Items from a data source
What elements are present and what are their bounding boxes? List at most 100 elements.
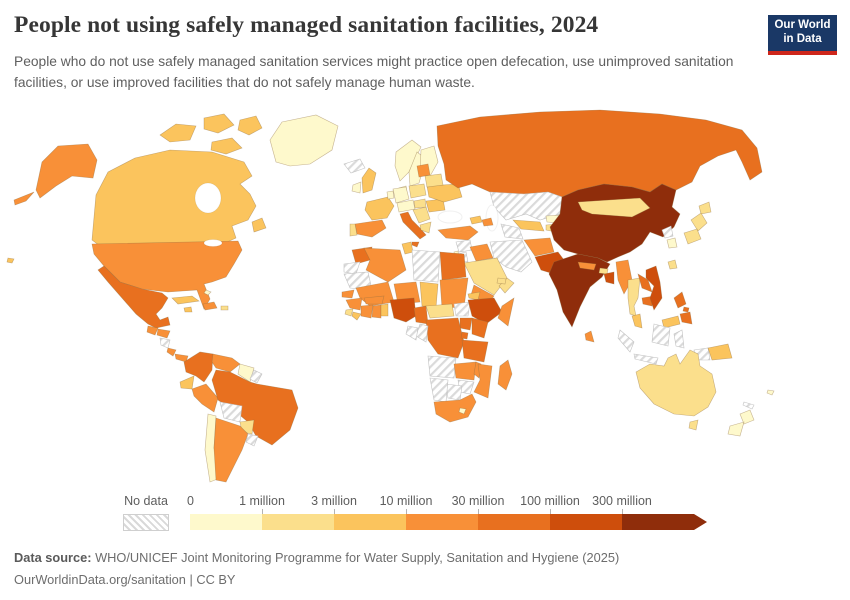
country-sulawesi[interactable] [673,329,685,349]
country-greece[interactable] [419,221,432,234]
country-philippines-mindanao[interactable] [679,311,693,325]
country-rwanda-burundi[interactable] [460,331,469,340]
country-benelux[interactable] [386,190,395,200]
country-iceland[interactable] [343,158,366,174]
country-thailand[interactable] [627,277,641,317]
country-south-korea[interactable] [666,237,678,249]
country-syria[interactable] [455,239,473,253]
country-chad[interactable] [419,281,439,308]
country-canadian-arctic[interactable] [159,113,263,155]
country-baltics[interactable] [416,163,431,178]
country-czech-austria[interactable] [396,199,416,213]
country-mozambique[interactable] [473,363,493,399]
country-egypt[interactable] [439,251,467,281]
country-uzbekistan[interactable] [512,219,545,232]
country-argentina[interactable] [213,417,249,483]
country-south-africa[interactable] [433,393,477,423]
country-drc[interactable] [425,317,465,359]
country-portugal[interactable] [349,223,358,237]
country-burkina[interactable] [363,295,385,305]
country-italy[interactable] [399,211,427,240]
country-uk[interactable] [361,167,377,194]
country-algeria[interactable] [363,247,407,283]
country-greenland[interactable] [269,114,339,167]
country-ireland[interactable] [351,181,362,194]
license-line[interactable]: OurWorldinData.org/sanitation | CC BY [14,571,236,587]
owid-logo[interactable]: Our World in Data [768,15,837,55]
country-peru[interactable] [191,383,219,413]
no-data-swatch[interactable] [123,514,169,531]
country-japan-hokkaido[interactable] [698,201,712,215]
country-saudi-arabia[interactable] [463,257,508,296]
country-bangladesh[interactable] [603,271,615,285]
country-senegal[interactable] [341,289,355,299]
country-mexico[interactable] [97,265,171,329]
country-puerto-rico[interactable] [220,305,229,311]
country-car[interactable] [425,303,455,319]
country-botswana[interactable] [445,383,463,401]
country-tanzania[interactable] [461,339,489,363]
country-india[interactable] [548,253,611,328]
country-eritrea[interactable] [467,291,481,301]
country-bahamas[interactable] [203,289,212,296]
country-russia[interactable] [436,109,763,198]
country-gabon[interactable] [405,325,419,341]
country-afghanistan[interactable] [523,237,555,257]
country-france[interactable] [364,196,395,221]
country-colombia[interactable] [183,351,214,383]
country-guatemala[interactable] [146,325,159,336]
country-new-caledonia[interactable] [742,401,755,410]
country-malaysia-borneo[interactable] [661,315,681,329]
country-angola[interactable] [427,355,457,379]
country-madagascar[interactable] [497,359,513,391]
country-uae[interactable] [496,277,507,285]
country-turkmenistan[interactable] [500,223,524,240]
country-kalimantan[interactable] [651,323,671,347]
country-philippines-visayas[interactable] [682,306,690,313]
country-libya[interactable] [411,249,441,283]
country-ecuador[interactable] [179,375,195,390]
country-ghana[interactable] [371,304,382,319]
country-liberia[interactable] [351,311,362,321]
country-ethiopia[interactable] [467,297,503,325]
country-japan-honshu[interactable] [690,212,708,232]
country-iran[interactable] [489,239,533,273]
country-jamaica[interactable] [183,306,193,313]
country-nz-south[interactable] [727,421,745,437]
country-kenya[interactable] [471,317,489,339]
country-uruguay[interactable] [245,433,259,447]
country-sierra-leone[interactable] [344,308,354,317]
country-japan-south[interactable] [683,228,702,245]
legend-bin-2[interactable] [334,514,406,530]
legend-bin-0[interactable] [190,514,262,530]
country-vietnam[interactable] [645,265,663,311]
country-congo[interactable] [415,323,429,343]
country-zambia[interactable] [453,361,477,381]
country-sicily[interactable] [411,241,420,248]
country-namibia[interactable] [429,377,449,403]
legend-bin-4[interactable] [478,514,550,530]
country-fiji[interactable] [766,389,775,396]
country-honduras[interactable] [156,328,171,339]
country-turkey[interactable] [437,225,479,241]
country-hispaniola[interactable] [202,301,218,311]
country-papua-new-guinea[interactable] [707,343,733,361]
country-nigeria[interactable] [389,297,417,323]
country-taiwan[interactable] [667,259,678,270]
country-sumatra[interactable] [617,329,635,353]
country-hawaii[interactable] [6,257,15,264]
country-tasmania[interactable] [688,419,699,431]
country-mongolia[interactable] [577,197,651,218]
country-balkans[interactable] [412,206,431,224]
country-north-korea[interactable] [661,225,674,239]
country-western-sahara[interactable] [343,261,361,275]
country-malaysia[interactable] [631,313,643,329]
country-philippines-luzon[interactable] [673,291,687,309]
legend-bins[interactable] [190,514,707,530]
country-uganda[interactable] [459,317,473,331]
country-azerbaijan[interactable] [481,217,494,227]
country-china[interactable] [549,183,681,263]
country-ivory-coast[interactable] [360,304,374,319]
legend-bin-5[interactable] [550,514,622,530]
country-georgia[interactable] [469,215,483,225]
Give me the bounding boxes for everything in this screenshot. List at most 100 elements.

◆ SET PROBLEM
Write out the whole listing again with "interactable" switched to "clickable" everywhere and nothing else altered. Omit the pictures.

◆ SOLUTION TO THIS PROBLEM
What elements are present and what are their bounding boxes? List at most 100 elements.
country-sulawesi[clickable] [673,329,685,349]
country-greece[clickable] [419,221,432,234]
country-philippines-mindanao[clickable] [679,311,693,325]
country-rwanda-burundi[clickable] [460,331,469,340]
country-benelux[clickable] [386,190,395,200]
country-iceland[clickable] [343,158,366,174]
country-thailand[clickable] [627,277,641,317]
country-south-korea[clickable] [666,237,678,249]
country-syria[clickable] [455,239,473,253]
country-chad[clickable] [419,281,439,308]
country-canadian-arctic[clickable] [159,113,263,155]
country-baltics[clickable] [416,163,431,178]
country-czech-austria[clickable] [396,199,416,213]
country-mozambique[clickable] [473,363,493,399]
country-egypt[clickable] [439,251,467,281]
country-uzbekistan[clickable] [512,219,545,232]
country-argentina[clickable] [213,417,249,483]
country-south-africa[clickable] [433,393,477,423]
country-drc[clickable] [425,317,465,359]
country-portugal[clickable] [349,223,358,237]
country-burkina[clickable] [363,295,385,305]
country-italy[clickable] [399,211,427,240]
country-uk[clickable] [361,167,377,194]
country-algeria[clickable] [363,247,407,283]
country-greenland[clickable] [269,114,339,167]
country-ireland[clickable] [351,181,362,194]
license-line[clickable]: OurWorldinData.org/sanitation | CC BY [14,571,236,587]
owid-logo[clickable]: Our World in Data [768,15,837,55]
country-peru[clickable] [191,383,219,413]
no-data-swatch[clickable] [123,514,169,531]
country-japan-hokkaido[clickable] [698,201,712,215]
country-saudi-arabia[clickable] [463,257,508,296]
country-bangladesh[clickable] [603,271,615,285]
country-senegal[clickable] [341,289,355,299]
country-mexico[clickable] [97,265,171,329]
country-puerto-rico[clickable] [220,305,229,311]
country-car[clickable] [425,303,455,319]
country-botswana[clickable] [445,383,463,401]
country-tanzania[clickable] [461,339,489,363]
country-india[clickable] [548,253,611,328]
country-eritrea[clickable] [467,291,481,301]
country-bahamas[clickable] [203,289,212,296]
country-russia[clickable] [436,109,763,198]
country-gabon[clickable] [405,325,419,341]
country-afghanistan[clickable] [523,237,555,257]
country-france[clickable] [364,196,395,221]
country-colombia[clickable] [183,351,214,383]
country-guatemala[clickable] [146,325,159,336]
country-new-caledonia[clickable] [742,401,755,410]
country-malaysia-borneo[clickable] [661,315,681,329]
country-angola[clickable] [427,355,457,379]
country-madagascar[clickable] [497,359,513,391]
country-uae[clickable] [496,277,507,285]
country-turkmenistan[clickable] [500,223,524,240]
country-kalimantan[clickable] [651,323,671,347]
country-philippines-visayas[clickable] [682,306,690,313]
country-libya[clickable] [411,249,441,283]
country-ecuador[clickable] [179,375,195,390]
country-ghana[clickable] [371,304,382,319]
country-liberia[clickable] [351,311,362,321]
country-ethiopia[clickable] [467,297,503,325]
country-japan-honshu[clickable] [690,212,708,232]
country-iran[clickable] [489,239,533,273]
country-jamaica[clickable] [183,306,193,313]
country-nz-south[clickable] [727,421,745,437]
country-kenya[clickable] [471,317,489,339]
country-uruguay[clickable] [245,433,259,447]
country-sierra-leone[clickable] [344,308,354,317]
country-japan-south[clickable] [683,228,702,245]
legend-bin-2[clickable] [334,514,406,530]
legend-bin-0[clickable] [190,514,262,530]
country-vietnam[clickable] [645,265,663,311]
country-congo[clickable] [415,323,429,343]
country-zambia[clickable] [453,361,477,381]
country-sicily[clickable] [411,241,420,248]
country-namibia[clickable] [429,377,449,403]
legend-bin-4[clickable] [478,514,550,530]
country-fiji[clickable] [766,389,775,396]
country-honduras[clickable] [156,328,171,339]
country-turkey[clickable] [437,225,479,241]
country-hispaniola[clickable] [202,301,218,311]
country-papua-new-guinea[clickable] [707,343,733,361]
country-nigeria[clickable] [389,297,417,323]
country-taiwan[clickable] [667,259,678,270]
country-sumatra[clickable] [617,329,635,353]
country-hawaii[clickable] [6,257,15,264]
country-tasmania[clickable] [688,419,699,431]
country-mongolia[clickable] [577,197,651,218]
country-balkans[clickable] [412,206,431,224]
country-north-korea[clickable] [661,225,674,239]
country-western-sahara[clickable] [343,261,361,275]
country-malaysia[clickable] [631,313,643,329]
country-philippines-luzon[clickable] [673,291,687,309]
legend-bins[clickable] [190,514,707,530]
country-uganda[clickable] [459,317,473,331]
country-azerbaijan[clickable] [481,217,494,227]
country-china[clickable] [549,183,681,263]
country-ivory-coast[clickable] [360,304,374,319]
legend-bin-5[clickable] [550,514,622,530]
country-georgia[clickable] [469,215,483,225]
Give me the bounding boxes for everything in this screenshot. List at most 100 elements.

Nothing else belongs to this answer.